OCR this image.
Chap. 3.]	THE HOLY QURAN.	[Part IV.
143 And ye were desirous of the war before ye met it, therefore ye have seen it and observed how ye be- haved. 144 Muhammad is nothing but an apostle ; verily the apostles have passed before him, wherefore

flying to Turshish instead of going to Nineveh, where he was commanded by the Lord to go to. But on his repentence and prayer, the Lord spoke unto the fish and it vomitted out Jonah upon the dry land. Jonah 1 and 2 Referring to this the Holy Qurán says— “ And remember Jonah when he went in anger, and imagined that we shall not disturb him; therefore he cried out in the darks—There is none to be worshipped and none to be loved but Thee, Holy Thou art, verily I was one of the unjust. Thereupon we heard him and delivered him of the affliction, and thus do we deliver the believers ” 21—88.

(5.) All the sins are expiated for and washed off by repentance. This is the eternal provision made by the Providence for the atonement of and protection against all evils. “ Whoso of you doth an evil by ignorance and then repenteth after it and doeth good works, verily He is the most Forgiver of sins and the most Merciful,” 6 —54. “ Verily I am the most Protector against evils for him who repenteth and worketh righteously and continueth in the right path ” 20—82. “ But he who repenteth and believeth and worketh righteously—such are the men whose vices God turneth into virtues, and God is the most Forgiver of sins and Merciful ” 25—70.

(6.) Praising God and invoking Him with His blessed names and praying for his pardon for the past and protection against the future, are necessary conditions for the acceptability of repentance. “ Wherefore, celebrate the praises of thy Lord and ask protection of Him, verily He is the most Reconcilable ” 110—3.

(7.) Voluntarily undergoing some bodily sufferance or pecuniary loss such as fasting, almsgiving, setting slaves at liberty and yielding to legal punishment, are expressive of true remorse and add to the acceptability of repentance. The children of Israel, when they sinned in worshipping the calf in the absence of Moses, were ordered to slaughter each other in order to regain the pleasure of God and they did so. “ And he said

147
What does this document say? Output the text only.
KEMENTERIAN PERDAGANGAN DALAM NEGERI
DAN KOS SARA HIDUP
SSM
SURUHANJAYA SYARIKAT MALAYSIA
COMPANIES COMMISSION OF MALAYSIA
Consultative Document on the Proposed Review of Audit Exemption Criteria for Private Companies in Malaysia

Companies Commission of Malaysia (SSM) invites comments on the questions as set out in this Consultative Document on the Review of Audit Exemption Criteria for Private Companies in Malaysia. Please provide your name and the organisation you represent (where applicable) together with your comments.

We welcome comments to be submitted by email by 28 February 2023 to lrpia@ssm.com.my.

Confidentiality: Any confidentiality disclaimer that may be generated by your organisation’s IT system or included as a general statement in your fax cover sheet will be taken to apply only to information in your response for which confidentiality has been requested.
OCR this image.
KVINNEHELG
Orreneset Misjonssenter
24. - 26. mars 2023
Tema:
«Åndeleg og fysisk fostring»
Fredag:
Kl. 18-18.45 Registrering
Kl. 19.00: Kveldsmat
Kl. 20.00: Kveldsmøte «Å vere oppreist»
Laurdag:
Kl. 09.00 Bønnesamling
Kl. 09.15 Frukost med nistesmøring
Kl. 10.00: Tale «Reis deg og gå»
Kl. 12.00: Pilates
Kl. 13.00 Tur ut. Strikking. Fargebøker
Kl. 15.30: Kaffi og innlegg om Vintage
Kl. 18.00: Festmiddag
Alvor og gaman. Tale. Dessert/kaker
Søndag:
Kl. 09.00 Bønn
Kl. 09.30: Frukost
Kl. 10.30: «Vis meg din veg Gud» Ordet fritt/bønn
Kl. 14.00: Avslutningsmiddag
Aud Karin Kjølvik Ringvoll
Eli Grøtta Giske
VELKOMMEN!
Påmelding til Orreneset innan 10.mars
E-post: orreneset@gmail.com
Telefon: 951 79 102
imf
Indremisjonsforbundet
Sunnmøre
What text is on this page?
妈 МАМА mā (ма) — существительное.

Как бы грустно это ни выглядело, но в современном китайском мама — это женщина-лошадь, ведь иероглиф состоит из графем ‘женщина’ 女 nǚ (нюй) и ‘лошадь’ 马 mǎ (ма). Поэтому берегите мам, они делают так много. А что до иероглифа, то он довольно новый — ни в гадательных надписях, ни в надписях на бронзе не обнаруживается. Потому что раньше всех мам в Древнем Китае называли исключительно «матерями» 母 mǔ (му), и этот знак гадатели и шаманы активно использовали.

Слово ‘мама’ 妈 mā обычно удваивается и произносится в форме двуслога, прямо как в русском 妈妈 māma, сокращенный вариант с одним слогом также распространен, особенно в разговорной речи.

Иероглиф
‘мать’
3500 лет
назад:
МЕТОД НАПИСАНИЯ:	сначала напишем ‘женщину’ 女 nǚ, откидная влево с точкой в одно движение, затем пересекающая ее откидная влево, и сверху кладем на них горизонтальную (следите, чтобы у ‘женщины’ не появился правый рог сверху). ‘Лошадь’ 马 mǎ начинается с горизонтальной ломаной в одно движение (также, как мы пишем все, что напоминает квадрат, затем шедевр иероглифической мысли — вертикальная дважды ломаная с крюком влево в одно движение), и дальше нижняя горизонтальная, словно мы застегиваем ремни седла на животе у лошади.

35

——

▶ **AIM**
Gather every line from the listing above in which the word "comments" appears.

▶ **OUTPUT FOR THIS EXERCISE**
Companies Commission of Malaysia (SSM) invites comments on the questions as set out in this Consultative Document on the Review of Audit Exemption Criteria for Private Companies in Malaysia. Please provide your name and the organisation you represent (where applicable) together with your comments.
We welcome comments to be submitted by email by 28 February 2023 to lrpia@ssm.com.my.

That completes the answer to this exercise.